Set down each record below precisely, skipping the pictures.

——

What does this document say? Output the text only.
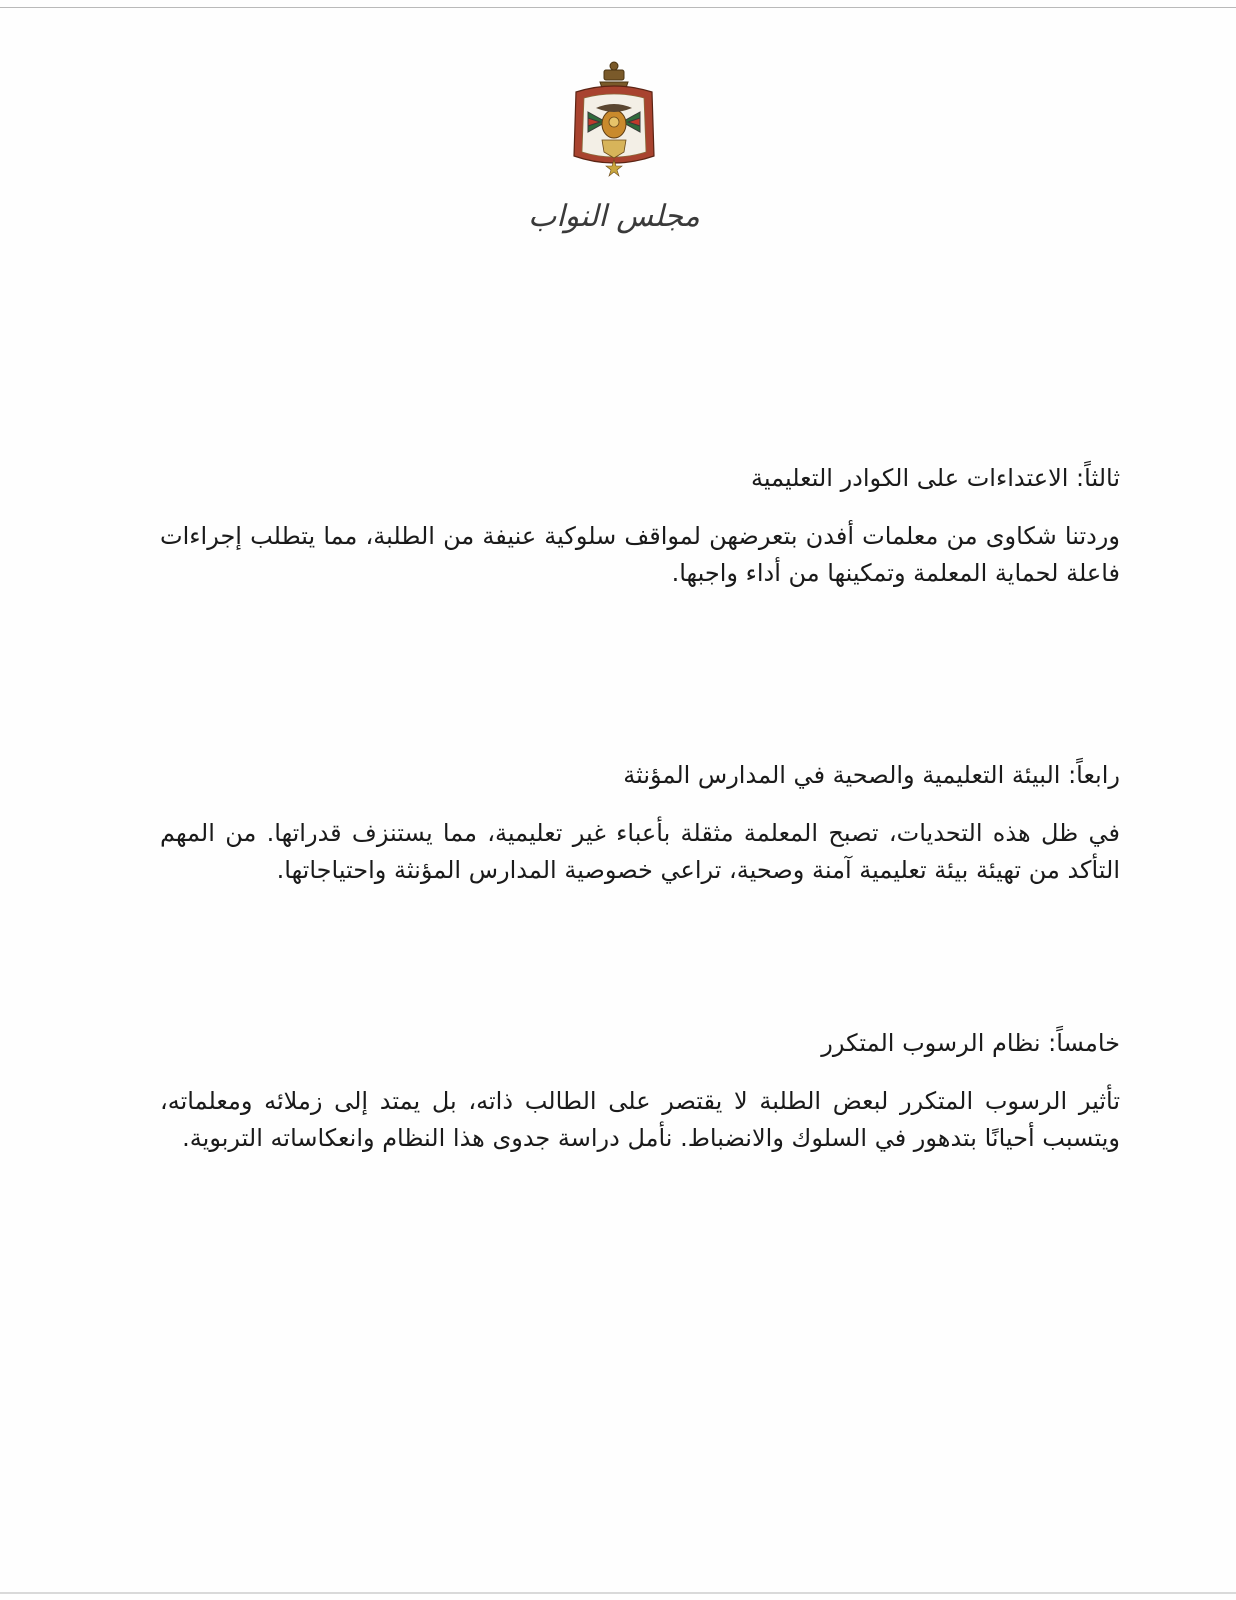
مجلس النواب
ثالثاً: الاعتداءات على الكوادر التعليمية

وردتنا شكاوى من معلمات أفدن بتعرضهن لمواقف سلوكية عنيفة من الطلبة، مما يتطلب إجراءات فاعلة لحماية المعلمة وتمكينها من أداء واجبها.

رابعاً: البيئة التعليمية والصحية في المدارس المؤنثة

في ظل هذه التحديات، تصبح المعلمة مثقلة بأعباء غير تعليمية، مما يستنزف قدراتها. من المهم التأكد من تهيئة بيئة تعليمية آمنة وصحية، تراعي خصوصية المدارس المؤنثة واحتياجاتها.

خامساً: نظام الرسوب المتكرر

تأثير الرسوب المتكرر لبعض الطلبة لا يقتصر على الطالب ذاته، بل يمتد إلى زملائه ومعلماته، ويتسبب أحيانًا بتدهور في السلوك والانضباط. نأمل دراسة جدوى هذا النظام وانعكاساته التربوية.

——

** Worked solution **
What does this document say? Output the text only.
مجلس النواب
ثالثاً: الاعتداءات على الكوادر التعليمية

وردتنا شكاوى من معلمات أفدن بتعرضهن لمواقف سلوكية عنيفة من الطلبة، مما يتطلب إجراءات فاعلة لحماية المعلمة وتمكينها من أداء واجبها.

رابعاً: البيئة التعليمية والصحية في المدارس المؤنثة

في ظل هذه التحديات، تصبح المعلمة مثقلة بأعباء غير تعليمية، مما يستنزف قدراتها. من المهم التأكد من تهيئة بيئة تعليمية آمنة وصحية، تراعي خصوصية المدارس المؤنثة واحتياجاتها.

خامساً: نظام الرسوب المتكرر

تأثير الرسوب المتكرر لبعض الطلبة لا يقتصر على الطالب ذاته، بل يمتد إلى زملائه ومعلماته، ويتسبب أحيانًا بتدهور في السلوك والانضباط. نأمل دراسة جدوى هذا النظام وانعكاساته التربوية.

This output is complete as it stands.